Reproduce the data below line for line, leaving every character unchanged.

>> BEGIN

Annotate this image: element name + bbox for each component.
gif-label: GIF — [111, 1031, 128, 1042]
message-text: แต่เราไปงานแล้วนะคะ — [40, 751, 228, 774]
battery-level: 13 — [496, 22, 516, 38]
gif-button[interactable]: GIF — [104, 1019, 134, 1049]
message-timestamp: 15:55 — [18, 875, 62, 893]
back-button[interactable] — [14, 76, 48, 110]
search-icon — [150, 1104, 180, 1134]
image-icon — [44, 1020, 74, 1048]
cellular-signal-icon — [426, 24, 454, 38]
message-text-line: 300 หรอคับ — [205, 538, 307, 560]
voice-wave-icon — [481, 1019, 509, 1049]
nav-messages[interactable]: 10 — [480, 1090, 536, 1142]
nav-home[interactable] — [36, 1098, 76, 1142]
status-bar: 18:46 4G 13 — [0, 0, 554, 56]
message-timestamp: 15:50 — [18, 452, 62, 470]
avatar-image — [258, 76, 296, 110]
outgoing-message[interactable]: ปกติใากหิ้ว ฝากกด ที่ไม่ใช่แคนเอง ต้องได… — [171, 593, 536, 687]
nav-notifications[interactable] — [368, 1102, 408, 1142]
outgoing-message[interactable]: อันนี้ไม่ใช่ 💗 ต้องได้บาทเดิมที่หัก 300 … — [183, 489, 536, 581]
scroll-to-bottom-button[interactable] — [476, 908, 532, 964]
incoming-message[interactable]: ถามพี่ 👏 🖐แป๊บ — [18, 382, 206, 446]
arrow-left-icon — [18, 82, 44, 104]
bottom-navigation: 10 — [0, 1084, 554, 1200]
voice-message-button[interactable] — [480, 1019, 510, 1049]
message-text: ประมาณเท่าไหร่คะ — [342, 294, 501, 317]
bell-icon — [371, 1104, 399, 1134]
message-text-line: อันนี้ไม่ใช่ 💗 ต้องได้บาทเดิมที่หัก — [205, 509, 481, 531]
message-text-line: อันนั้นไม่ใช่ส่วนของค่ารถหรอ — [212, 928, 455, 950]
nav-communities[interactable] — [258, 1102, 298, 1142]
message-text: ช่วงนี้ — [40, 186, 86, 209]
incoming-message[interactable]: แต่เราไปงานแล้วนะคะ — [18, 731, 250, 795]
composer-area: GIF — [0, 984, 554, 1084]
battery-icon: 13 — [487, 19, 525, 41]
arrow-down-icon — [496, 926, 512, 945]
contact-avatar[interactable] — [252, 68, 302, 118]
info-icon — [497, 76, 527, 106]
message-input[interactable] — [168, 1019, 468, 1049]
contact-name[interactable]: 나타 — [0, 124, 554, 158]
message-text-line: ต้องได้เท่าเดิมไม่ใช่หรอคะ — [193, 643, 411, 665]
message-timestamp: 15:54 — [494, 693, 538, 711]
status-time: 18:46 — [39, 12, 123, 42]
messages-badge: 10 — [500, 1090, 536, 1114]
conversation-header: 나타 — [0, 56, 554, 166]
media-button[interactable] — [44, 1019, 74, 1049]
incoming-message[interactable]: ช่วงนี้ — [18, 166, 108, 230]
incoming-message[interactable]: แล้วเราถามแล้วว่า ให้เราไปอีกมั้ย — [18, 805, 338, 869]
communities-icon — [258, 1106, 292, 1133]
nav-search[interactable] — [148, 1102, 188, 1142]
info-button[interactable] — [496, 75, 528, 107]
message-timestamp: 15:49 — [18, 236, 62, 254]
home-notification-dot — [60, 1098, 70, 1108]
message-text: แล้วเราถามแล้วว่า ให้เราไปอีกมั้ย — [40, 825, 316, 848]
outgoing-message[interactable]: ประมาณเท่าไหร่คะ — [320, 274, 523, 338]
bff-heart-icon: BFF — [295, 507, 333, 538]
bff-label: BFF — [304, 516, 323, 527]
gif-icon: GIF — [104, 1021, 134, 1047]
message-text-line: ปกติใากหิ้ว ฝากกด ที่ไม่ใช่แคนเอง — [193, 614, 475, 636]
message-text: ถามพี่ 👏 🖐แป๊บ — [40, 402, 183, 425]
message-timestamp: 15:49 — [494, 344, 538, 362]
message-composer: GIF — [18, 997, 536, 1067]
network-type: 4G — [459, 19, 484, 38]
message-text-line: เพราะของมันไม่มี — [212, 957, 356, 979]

>> END

### WRITTEN ANSWER
Annotate this image: element name + bbox for each component.
gif-label: GIF — [111, 1031, 128, 1042]
message-text: แต่เราไปงานแล้วนะคะ — [40, 751, 228, 774]
battery-level: 13 — [496, 22, 516, 38]
gif-button[interactable]: GIF — [104, 1019, 134, 1049]
message-timestamp: 15:55 — [18, 875, 62, 893]
back-button[interactable] — [14, 76, 48, 110]
search-icon — [150, 1104, 180, 1134]
image-icon — [44, 1020, 74, 1048]
cellular-signal-icon — [426, 24, 454, 38]
message-text-line: 300 หรอคับ — [205, 538, 307, 560]
voice-wave-icon — [481, 1019, 509, 1049]
nav-messages[interactable]: 10 — [480, 1090, 536, 1142]
nav-home[interactable] — [36, 1098, 76, 1142]
status-bar: 18:46 4G 13 — [0, 0, 554, 56]
message-timestamp: 15:50 — [18, 452, 62, 470]
avatar-image — [258, 76, 296, 110]
outgoing-message[interactable]: ปกติใากหิ้ว ฝากกด ที่ไม่ใช่แคนเอง ต้องได… — [171, 593, 536, 687]
nav-notifications[interactable] — [368, 1102, 408, 1142]
outgoing-message[interactable]: อันนี้ไม่ใช่ 💗 ต้องได้บาทเดิมที่หัก 300 … — [183, 489, 536, 581]
scroll-to-bottom-button[interactable] — [476, 908, 532, 964]
incoming-message[interactable]: ถามพี่ 👏 🖐แป๊บ — [18, 382, 206, 446]
arrow-left-icon — [18, 82, 44, 104]
bottom-navigation: 10 — [0, 1084, 554, 1200]
voice-message-button[interactable] — [480, 1019, 510, 1049]
message-text: ประมาณเท่าไหร่คะ — [342, 294, 501, 317]
bell-icon — [371, 1104, 399, 1134]
message-text-line: อันนี้ไม่ใช่ 💗 ต้องได้บาทเดิมที่หัก — [205, 509, 481, 531]
message-text-line: อันนั้นไม่ใช่ส่วนของค่ารถหรอ — [212, 928, 455, 950]
nav-communities[interactable] — [258, 1102, 298, 1142]
message-text: ช่วงนี้ — [40, 186, 86, 209]
incoming-message[interactable]: แต่เราไปงานแล้วนะคะ — [18, 731, 250, 795]
composer-area: GIF — [0, 984, 554, 1084]
battery-icon: 13 — [487, 19, 525, 41]
arrow-down-icon — [496, 926, 512, 945]
contact-avatar[interactable] — [252, 68, 302, 118]
info-icon — [497, 76, 527, 106]
message-input[interactable] — [168, 1019, 468, 1049]
contact-name[interactable]: 나타 — [0, 124, 554, 158]
message-text-line: ต้องได้เท่าเดิมไม่ใช่หรอคะ — [193, 643, 411, 665]
message-timestamp: 15:54 — [494, 693, 538, 711]
status-time: 18:46 — [39, 12, 123, 42]
messages-badge: 10 — [500, 1090, 536, 1114]
conversation-header: 나타 — [0, 56, 554, 166]
media-button[interactable] — [44, 1019, 74, 1049]
incoming-message[interactable]: ช่วงนี้ — [18, 166, 108, 230]
incoming-message[interactable]: แล้วเราถามแล้วว่า ให้เราไปอีกมั้ย — [18, 805, 338, 869]
communities-icon — [258, 1106, 292, 1133]
nav-search[interactable] — [148, 1102, 188, 1142]
info-button[interactable] — [496, 75, 528, 107]
message-timestamp: 15:49 — [18, 236, 62, 254]
home-notification-dot — [60, 1098, 70, 1108]
message-text: แล้วเราถามแล้วว่า ให้เราไปอีกมั้ย — [40, 825, 316, 848]
outgoing-message[interactable]: ประมาณเท่าไหร่คะ — [320, 274, 523, 338]
bff-heart-icon: BFF — [295, 507, 333, 538]
bff-label: BFF — [304, 516, 323, 527]
gif-icon: GIF — [104, 1021, 134, 1047]
message-text-line: ปกติใากหิ้ว ฝากกด ที่ไม่ใช่แคนเอง — [193, 614, 475, 636]
message-text: ถามพี่ 👏 🖐แป๊บ — [40, 402, 183, 425]
message-timestamp: 15:49 — [494, 344, 538, 362]
message-composer: GIF — [18, 997, 536, 1067]
network-type: 4G — [459, 19, 484, 38]
message-text-line: เพราะของมันไม่มี — [212, 957, 356, 979]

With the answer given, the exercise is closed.